Pull every line containing "ylabel" from the entries.

[Material to process]:
↓↓↓
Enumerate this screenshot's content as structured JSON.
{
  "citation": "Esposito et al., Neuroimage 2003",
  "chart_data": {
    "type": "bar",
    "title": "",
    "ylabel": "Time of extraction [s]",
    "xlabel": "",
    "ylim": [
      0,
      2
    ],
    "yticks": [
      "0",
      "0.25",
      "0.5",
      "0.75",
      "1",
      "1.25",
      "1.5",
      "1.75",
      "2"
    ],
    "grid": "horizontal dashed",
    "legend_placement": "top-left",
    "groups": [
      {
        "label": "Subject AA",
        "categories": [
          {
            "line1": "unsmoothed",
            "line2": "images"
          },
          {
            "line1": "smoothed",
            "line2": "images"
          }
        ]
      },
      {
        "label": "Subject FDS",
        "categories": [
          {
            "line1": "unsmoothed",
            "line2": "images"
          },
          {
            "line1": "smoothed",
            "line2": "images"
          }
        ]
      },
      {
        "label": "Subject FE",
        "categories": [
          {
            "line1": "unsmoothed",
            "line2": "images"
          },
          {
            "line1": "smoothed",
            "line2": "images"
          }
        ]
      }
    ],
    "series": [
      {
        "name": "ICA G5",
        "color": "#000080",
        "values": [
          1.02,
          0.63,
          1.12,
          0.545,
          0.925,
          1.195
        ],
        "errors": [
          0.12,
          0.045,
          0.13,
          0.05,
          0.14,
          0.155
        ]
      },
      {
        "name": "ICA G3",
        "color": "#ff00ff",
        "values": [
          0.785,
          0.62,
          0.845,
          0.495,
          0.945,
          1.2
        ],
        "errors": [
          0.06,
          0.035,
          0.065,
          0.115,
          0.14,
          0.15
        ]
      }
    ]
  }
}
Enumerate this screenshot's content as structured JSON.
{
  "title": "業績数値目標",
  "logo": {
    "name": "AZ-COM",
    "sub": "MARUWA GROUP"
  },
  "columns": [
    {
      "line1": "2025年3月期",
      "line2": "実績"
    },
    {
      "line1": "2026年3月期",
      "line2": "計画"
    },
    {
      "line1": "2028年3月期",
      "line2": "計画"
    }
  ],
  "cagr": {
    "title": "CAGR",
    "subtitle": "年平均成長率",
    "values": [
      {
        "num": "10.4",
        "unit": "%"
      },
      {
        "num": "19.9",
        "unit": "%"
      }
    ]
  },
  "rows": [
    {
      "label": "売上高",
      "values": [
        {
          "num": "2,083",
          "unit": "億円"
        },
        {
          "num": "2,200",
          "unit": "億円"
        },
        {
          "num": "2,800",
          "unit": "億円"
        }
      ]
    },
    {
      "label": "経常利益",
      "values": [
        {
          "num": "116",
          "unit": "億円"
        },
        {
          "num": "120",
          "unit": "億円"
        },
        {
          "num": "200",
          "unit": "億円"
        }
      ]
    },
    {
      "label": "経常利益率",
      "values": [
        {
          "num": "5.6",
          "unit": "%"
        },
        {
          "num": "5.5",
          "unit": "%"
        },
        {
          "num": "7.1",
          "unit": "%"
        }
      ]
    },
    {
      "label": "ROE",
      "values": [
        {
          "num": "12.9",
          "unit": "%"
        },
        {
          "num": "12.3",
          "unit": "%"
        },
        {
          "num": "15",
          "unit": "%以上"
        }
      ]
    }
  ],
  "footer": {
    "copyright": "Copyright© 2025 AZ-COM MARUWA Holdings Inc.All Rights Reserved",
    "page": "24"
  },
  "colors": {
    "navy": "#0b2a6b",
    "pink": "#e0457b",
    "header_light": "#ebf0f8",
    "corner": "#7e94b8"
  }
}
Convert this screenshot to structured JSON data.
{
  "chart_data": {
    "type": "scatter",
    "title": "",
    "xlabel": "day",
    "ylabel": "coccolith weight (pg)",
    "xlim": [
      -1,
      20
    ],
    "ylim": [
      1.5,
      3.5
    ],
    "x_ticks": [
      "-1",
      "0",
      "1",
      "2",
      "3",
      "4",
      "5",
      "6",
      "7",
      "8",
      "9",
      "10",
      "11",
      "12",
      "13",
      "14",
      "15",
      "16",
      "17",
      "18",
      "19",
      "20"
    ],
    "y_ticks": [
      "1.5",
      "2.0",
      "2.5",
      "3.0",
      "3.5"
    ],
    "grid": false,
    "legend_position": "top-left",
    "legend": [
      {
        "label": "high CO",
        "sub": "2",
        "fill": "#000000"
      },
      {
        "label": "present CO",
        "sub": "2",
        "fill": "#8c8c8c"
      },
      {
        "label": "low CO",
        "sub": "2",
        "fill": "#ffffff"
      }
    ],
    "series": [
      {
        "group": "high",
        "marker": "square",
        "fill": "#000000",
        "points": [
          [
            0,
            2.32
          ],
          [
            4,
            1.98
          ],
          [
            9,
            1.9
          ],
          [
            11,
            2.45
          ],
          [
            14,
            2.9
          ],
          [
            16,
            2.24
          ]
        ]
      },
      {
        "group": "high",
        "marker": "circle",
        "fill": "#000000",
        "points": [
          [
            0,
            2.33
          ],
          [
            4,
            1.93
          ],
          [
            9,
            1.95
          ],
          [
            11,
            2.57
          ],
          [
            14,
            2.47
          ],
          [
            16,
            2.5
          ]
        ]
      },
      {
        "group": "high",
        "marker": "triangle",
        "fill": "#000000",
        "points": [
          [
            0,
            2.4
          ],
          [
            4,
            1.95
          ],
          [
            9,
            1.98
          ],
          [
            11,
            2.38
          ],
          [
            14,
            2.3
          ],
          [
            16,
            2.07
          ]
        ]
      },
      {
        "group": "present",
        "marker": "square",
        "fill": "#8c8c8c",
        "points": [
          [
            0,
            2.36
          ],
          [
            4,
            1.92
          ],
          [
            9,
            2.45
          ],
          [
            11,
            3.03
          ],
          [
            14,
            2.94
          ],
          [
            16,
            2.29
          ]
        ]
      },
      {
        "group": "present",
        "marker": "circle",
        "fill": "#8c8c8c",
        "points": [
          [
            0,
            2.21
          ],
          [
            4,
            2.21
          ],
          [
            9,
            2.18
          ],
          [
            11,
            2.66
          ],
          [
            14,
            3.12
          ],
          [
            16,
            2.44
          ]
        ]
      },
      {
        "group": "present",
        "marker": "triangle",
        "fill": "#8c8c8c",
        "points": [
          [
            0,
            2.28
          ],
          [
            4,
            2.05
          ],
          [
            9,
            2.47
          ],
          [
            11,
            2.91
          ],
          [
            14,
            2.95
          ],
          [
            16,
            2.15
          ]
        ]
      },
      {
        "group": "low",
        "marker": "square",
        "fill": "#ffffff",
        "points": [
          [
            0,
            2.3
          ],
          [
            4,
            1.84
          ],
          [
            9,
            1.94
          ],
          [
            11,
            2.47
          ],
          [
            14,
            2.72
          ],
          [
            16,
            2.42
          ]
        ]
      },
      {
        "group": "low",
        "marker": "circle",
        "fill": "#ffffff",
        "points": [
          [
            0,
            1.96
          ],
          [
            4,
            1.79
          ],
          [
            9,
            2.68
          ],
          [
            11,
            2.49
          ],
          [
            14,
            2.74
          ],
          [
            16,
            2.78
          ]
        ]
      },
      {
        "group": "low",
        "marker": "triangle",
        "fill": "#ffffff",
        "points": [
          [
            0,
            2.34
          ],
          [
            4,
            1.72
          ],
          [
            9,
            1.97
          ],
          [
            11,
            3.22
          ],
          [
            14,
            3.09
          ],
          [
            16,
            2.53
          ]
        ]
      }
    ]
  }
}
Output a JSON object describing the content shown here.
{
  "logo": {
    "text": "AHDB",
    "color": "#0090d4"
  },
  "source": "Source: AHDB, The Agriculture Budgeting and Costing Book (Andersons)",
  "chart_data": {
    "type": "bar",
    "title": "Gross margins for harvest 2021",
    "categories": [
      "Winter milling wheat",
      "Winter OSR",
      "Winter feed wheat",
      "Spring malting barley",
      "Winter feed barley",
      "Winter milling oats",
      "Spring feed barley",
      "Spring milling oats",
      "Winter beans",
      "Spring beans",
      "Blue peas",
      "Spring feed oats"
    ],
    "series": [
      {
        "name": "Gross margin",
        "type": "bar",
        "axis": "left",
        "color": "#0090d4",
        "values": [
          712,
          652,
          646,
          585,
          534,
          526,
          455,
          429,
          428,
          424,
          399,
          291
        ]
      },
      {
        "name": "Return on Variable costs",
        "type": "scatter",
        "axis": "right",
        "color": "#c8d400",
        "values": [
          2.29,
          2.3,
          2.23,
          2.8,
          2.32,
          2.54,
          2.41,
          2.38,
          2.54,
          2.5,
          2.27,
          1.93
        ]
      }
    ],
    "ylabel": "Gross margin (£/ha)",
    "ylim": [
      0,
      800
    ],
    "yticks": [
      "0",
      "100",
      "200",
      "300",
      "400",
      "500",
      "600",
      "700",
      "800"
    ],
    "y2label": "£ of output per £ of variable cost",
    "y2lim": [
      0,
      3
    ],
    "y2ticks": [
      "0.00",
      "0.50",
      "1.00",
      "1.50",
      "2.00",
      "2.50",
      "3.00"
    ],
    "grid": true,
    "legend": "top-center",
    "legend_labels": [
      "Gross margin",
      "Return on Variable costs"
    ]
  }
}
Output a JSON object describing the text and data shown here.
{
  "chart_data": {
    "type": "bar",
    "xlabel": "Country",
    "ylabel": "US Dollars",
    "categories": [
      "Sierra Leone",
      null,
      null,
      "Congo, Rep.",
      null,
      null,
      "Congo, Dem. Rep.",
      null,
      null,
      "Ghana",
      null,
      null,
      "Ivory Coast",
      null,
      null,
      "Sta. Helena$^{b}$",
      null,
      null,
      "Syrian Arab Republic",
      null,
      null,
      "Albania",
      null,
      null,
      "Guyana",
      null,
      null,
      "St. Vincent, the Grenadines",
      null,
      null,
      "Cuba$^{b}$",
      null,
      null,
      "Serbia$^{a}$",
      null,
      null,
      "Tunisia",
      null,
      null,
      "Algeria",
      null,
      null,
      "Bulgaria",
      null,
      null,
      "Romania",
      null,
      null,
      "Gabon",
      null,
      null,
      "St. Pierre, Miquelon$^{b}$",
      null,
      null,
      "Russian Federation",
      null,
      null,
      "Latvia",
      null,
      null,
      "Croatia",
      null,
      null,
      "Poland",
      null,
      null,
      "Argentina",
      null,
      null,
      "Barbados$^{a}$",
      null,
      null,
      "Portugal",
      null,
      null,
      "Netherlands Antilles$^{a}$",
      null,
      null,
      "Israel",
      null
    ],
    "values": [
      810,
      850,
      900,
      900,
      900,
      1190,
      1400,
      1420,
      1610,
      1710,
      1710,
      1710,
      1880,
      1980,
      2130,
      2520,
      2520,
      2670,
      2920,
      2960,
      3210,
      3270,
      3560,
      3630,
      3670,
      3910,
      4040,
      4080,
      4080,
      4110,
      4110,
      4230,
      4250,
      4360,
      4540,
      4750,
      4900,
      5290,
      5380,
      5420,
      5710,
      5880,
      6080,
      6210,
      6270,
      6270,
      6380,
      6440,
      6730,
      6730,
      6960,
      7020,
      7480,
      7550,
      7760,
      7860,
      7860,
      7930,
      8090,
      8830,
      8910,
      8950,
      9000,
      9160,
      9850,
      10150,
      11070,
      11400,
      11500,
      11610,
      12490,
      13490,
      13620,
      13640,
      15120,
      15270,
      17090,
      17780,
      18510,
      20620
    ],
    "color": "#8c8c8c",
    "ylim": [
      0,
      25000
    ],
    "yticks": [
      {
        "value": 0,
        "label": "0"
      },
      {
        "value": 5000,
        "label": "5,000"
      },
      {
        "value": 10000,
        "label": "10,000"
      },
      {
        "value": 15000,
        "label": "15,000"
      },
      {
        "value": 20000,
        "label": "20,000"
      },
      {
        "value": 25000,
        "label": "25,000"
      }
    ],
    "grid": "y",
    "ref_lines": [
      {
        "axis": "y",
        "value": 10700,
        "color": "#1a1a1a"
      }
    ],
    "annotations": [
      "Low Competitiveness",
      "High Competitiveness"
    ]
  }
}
↑↑↑
[The solution]:
    "ylabel": "Time of extraction [s]",
    "ylabel": "coccolith weight (pg)",
    "ylabel": "Gross margin (£/ha)",
    "ylabel": "US Dollars",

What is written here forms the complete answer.